WORK TASK:
Among the records that follow, find each line holding the word "Resume" and copy it.

DATA FOR ANALYSIS:
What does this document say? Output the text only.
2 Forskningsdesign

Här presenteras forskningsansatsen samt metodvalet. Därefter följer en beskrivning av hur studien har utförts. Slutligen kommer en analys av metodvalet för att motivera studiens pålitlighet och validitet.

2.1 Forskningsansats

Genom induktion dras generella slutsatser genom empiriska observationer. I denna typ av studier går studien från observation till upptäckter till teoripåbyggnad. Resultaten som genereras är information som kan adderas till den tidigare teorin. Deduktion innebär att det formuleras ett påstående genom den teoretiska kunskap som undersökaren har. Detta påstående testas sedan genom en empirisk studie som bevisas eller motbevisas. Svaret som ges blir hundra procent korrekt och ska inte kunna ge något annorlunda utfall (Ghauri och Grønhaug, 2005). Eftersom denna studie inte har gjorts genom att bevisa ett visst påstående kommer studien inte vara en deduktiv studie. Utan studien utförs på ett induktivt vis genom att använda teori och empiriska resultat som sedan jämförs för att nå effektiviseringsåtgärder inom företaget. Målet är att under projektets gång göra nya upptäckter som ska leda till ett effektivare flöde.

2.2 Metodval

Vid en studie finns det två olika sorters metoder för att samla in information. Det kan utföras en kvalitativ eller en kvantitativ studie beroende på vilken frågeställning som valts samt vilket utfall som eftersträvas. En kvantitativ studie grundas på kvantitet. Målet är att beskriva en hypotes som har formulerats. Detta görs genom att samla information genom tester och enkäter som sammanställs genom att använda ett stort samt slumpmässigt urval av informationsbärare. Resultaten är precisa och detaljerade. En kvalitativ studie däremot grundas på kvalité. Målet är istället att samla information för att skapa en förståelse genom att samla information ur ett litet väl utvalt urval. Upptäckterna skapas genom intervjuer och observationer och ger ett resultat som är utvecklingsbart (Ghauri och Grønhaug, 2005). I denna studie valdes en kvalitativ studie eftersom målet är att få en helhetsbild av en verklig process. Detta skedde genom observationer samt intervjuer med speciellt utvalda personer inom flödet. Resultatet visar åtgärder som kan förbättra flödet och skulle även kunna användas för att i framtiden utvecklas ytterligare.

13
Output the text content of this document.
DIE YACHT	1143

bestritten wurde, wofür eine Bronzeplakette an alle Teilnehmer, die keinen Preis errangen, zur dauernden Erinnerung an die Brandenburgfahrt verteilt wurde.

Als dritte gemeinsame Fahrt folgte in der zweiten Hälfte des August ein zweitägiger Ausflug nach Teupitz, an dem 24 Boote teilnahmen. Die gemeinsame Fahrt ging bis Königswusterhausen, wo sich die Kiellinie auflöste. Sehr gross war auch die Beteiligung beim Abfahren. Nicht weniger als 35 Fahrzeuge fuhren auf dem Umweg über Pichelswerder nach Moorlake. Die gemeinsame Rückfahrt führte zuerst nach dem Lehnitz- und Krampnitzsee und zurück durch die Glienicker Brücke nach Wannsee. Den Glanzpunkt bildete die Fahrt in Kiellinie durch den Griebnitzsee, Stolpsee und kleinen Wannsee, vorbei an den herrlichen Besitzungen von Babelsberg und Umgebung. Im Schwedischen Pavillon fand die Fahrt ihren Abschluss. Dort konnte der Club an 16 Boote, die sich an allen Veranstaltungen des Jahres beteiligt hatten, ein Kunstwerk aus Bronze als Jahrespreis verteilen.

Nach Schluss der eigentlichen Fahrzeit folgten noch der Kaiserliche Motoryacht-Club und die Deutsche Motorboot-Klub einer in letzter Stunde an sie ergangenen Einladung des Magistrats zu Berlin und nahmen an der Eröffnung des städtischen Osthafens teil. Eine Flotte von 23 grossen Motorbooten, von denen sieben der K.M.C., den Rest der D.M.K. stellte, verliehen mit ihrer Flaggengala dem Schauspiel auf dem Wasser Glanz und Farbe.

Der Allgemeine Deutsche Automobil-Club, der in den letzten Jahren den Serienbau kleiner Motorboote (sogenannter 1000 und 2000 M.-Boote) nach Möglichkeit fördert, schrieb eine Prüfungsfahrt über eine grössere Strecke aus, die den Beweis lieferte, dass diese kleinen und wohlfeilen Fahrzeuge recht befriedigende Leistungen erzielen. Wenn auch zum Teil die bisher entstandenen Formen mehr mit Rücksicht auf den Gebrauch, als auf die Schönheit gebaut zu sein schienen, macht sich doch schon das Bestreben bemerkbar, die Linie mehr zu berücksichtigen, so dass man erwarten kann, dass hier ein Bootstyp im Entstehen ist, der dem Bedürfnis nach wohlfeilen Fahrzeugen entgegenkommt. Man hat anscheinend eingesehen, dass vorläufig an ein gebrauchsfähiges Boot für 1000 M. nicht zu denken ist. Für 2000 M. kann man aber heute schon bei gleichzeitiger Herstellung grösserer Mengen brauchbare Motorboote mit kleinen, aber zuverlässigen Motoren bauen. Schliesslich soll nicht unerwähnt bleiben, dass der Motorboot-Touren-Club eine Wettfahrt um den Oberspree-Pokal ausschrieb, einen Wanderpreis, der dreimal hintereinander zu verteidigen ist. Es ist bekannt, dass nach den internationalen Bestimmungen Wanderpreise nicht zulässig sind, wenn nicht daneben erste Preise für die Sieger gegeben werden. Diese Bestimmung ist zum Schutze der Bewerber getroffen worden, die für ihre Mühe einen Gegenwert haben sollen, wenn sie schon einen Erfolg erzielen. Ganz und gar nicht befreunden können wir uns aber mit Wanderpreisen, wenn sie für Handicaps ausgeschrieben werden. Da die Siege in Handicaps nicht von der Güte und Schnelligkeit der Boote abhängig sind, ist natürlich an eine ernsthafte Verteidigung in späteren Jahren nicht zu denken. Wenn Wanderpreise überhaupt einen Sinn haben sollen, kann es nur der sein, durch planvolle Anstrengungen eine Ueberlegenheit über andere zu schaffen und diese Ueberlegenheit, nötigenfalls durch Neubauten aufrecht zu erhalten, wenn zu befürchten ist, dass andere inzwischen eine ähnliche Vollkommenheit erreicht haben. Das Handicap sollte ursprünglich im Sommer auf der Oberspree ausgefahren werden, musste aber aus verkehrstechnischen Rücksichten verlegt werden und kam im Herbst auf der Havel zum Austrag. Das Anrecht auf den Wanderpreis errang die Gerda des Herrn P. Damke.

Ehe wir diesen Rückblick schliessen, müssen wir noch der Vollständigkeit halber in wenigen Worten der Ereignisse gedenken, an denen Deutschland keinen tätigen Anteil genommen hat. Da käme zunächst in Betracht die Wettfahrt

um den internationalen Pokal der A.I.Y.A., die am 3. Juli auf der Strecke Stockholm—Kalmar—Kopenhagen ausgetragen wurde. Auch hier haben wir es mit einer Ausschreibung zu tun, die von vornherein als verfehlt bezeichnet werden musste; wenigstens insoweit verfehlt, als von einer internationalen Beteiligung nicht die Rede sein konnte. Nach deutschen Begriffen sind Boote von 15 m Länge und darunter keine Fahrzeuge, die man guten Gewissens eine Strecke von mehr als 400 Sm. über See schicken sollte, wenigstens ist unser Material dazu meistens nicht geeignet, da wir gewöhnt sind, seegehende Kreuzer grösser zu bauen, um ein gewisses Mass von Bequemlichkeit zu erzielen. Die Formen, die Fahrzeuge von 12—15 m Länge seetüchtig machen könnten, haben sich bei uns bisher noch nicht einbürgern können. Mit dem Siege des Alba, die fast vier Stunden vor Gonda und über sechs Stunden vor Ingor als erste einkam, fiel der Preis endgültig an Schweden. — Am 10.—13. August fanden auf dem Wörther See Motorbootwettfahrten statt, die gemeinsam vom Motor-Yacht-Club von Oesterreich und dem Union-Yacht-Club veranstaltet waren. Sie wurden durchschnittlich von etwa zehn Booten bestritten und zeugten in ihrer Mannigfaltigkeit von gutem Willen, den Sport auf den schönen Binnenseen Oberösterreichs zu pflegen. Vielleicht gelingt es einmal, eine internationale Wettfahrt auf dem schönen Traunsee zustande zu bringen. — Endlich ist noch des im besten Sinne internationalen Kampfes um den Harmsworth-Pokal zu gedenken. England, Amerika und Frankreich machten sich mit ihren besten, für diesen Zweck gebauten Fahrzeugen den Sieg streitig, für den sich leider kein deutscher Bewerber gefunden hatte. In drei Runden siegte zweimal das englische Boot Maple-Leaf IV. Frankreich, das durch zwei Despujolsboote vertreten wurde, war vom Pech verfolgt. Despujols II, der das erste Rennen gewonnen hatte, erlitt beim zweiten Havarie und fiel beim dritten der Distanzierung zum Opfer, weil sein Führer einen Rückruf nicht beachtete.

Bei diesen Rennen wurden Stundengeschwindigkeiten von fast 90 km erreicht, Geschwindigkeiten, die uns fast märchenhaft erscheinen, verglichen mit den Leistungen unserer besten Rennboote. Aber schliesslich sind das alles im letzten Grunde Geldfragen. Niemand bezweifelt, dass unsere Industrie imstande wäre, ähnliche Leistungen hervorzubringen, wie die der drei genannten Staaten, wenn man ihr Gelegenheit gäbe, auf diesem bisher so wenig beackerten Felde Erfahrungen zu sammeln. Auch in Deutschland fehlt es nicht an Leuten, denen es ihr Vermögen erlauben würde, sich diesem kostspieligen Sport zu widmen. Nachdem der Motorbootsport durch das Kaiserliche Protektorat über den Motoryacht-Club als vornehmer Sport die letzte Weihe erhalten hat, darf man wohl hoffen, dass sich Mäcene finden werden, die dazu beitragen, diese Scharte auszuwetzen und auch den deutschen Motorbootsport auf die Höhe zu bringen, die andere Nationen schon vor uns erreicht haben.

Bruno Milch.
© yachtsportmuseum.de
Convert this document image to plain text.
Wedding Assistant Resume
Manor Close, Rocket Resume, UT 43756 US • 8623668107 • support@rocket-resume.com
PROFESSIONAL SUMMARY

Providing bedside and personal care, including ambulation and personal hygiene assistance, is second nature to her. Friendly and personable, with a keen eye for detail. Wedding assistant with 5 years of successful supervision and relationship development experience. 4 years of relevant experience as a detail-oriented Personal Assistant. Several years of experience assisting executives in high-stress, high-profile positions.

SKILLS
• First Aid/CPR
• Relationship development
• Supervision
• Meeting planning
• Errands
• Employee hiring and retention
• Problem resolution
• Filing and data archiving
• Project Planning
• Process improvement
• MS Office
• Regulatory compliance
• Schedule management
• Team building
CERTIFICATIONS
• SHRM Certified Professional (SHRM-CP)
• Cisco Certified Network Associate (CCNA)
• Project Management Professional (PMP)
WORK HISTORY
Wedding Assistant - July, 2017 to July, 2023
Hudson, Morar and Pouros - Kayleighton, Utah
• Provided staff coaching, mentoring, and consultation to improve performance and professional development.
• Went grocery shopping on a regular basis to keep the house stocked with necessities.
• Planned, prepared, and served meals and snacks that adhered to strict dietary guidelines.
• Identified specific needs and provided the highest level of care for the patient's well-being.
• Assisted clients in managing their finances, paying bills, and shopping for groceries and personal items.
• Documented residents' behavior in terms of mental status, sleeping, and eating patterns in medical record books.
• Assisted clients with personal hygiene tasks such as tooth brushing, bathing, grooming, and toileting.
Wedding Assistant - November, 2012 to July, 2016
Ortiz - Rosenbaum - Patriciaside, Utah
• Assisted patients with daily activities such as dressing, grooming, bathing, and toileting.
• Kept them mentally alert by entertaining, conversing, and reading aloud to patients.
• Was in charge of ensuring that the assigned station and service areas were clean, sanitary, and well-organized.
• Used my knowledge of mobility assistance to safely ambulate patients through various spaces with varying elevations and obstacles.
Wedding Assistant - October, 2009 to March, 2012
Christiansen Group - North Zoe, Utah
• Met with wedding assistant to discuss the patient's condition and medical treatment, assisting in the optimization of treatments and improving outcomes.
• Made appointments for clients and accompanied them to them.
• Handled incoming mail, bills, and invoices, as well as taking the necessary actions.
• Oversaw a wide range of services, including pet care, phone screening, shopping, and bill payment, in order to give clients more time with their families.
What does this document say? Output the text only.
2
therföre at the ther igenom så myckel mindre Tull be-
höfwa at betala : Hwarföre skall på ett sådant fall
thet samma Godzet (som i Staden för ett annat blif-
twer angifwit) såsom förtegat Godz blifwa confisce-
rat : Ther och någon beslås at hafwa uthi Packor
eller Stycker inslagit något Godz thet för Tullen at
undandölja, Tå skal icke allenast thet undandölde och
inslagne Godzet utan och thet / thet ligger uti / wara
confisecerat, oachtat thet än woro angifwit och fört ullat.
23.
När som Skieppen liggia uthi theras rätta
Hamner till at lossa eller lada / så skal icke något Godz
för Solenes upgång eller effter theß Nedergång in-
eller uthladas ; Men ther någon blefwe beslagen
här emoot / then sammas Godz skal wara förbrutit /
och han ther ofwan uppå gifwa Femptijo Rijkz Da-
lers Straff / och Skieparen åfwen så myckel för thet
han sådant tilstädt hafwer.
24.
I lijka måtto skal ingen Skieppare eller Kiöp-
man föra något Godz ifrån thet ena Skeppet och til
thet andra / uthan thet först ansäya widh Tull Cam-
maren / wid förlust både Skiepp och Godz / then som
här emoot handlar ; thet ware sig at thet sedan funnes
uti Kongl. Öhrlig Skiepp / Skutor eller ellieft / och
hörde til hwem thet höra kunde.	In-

ANSWER FOR THE TASK:
Wedding Assistant Resume
Manor Close, Rocket Resume, UT 43756 US • 8623668107 • support@rocket-resume.com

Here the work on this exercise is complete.